- WORK REQUIRED
In the forum thread on keeping secrets, what reason does the first poster give for some ESTPs they know being terrible at keeping secrets?

- QUOTED PASSAGE

Well of course there are people from all types that are loyal and would be great at keeping secrets. This is all generalizations. Some ESTP's I know in my life are terrible at keeping secrets they just know way too many people and are always starting conversations, too many chances to for something to slip, but that definitely doesn't need to apply to all ESTP's.


----------



## monemi (Jun 24, 2013)

Sporadic Aura said:


> Well of course there are people from all types that are loyal and would be great at keeping secrets. This is all generalizations. Some ESTP's I know in my life are terrible at keeping secrets they just know way too many people and are always starting conversations, too many chances to for something to slip, but that definitely doesn't need to apply to all ESTP's.


So why rate ESTP's as poor secret keepers? Loyal people don't go blabbing the secrets of people they share mutual trust with. As a group, loyalty is listed as one of our traits. We have our fair share of bad traits. Must more be loaded on? This is something I could get right when I was 5. It's pretty basic.

[Stored records]
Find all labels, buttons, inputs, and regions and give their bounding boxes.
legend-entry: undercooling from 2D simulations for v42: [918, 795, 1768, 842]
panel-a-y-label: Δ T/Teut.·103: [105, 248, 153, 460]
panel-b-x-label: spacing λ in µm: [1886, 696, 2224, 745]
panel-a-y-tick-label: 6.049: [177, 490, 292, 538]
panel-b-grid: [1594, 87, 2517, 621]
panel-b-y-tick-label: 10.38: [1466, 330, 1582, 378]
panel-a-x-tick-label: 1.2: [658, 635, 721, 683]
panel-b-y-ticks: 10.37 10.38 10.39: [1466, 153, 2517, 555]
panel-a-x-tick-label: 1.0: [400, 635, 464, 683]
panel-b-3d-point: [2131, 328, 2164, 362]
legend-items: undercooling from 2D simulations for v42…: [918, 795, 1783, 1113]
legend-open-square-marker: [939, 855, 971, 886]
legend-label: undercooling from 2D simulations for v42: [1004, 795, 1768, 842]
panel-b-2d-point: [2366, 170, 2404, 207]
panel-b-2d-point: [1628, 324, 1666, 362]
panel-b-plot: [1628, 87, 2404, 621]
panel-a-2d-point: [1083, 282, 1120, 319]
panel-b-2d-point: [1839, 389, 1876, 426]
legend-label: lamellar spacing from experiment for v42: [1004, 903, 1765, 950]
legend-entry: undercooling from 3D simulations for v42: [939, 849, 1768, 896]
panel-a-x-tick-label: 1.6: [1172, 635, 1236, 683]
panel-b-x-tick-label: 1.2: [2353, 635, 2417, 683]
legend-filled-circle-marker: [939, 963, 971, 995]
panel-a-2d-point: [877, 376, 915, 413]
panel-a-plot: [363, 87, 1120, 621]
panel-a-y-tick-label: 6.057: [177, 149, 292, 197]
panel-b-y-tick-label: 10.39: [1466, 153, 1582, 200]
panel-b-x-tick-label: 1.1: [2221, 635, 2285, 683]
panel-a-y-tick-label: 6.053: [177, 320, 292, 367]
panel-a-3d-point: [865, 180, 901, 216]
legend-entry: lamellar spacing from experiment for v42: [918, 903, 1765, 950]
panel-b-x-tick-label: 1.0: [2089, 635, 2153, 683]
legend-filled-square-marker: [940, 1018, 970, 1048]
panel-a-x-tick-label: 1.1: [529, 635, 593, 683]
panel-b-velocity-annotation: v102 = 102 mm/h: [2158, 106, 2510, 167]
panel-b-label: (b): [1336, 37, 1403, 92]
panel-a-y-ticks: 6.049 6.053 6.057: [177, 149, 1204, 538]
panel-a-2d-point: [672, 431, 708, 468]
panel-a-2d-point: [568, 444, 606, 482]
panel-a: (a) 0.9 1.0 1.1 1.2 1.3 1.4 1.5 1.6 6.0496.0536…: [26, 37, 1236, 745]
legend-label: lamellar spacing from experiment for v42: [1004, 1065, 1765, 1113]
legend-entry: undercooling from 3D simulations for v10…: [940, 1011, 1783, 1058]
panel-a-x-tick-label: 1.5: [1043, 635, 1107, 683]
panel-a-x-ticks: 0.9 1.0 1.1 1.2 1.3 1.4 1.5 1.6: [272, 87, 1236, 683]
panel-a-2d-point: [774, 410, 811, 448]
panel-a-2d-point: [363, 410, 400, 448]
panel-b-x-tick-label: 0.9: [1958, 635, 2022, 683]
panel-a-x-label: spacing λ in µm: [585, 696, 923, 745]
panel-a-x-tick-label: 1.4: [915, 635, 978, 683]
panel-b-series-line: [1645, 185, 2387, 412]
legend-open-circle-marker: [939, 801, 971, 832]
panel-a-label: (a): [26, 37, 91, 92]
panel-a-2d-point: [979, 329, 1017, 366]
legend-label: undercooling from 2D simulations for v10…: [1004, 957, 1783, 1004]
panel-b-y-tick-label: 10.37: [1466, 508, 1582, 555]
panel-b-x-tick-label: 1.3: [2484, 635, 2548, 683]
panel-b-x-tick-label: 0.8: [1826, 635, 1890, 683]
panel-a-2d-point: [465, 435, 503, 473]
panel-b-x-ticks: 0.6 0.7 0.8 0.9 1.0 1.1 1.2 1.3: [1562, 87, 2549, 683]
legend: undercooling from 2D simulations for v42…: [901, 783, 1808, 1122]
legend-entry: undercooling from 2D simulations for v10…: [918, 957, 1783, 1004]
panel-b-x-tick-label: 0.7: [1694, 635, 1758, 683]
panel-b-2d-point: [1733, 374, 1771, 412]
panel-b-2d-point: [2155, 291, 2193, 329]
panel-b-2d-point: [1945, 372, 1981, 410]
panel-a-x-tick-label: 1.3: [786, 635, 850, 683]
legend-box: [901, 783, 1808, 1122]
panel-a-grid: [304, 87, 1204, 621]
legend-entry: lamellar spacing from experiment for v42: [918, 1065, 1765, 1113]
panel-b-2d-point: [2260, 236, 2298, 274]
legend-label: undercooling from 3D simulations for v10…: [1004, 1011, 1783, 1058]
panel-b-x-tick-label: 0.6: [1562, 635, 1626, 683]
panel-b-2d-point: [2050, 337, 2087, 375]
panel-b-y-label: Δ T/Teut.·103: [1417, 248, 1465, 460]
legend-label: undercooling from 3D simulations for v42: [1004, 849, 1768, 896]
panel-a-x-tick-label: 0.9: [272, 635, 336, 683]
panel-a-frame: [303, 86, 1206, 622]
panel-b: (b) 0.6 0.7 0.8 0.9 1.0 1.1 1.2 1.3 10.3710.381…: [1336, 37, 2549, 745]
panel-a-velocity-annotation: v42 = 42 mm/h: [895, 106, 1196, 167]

- ANSWER TO THE TASK
The poster explains that those ESTPs know far too many people and are always starting conversations. This gives them too many chances for something to slip.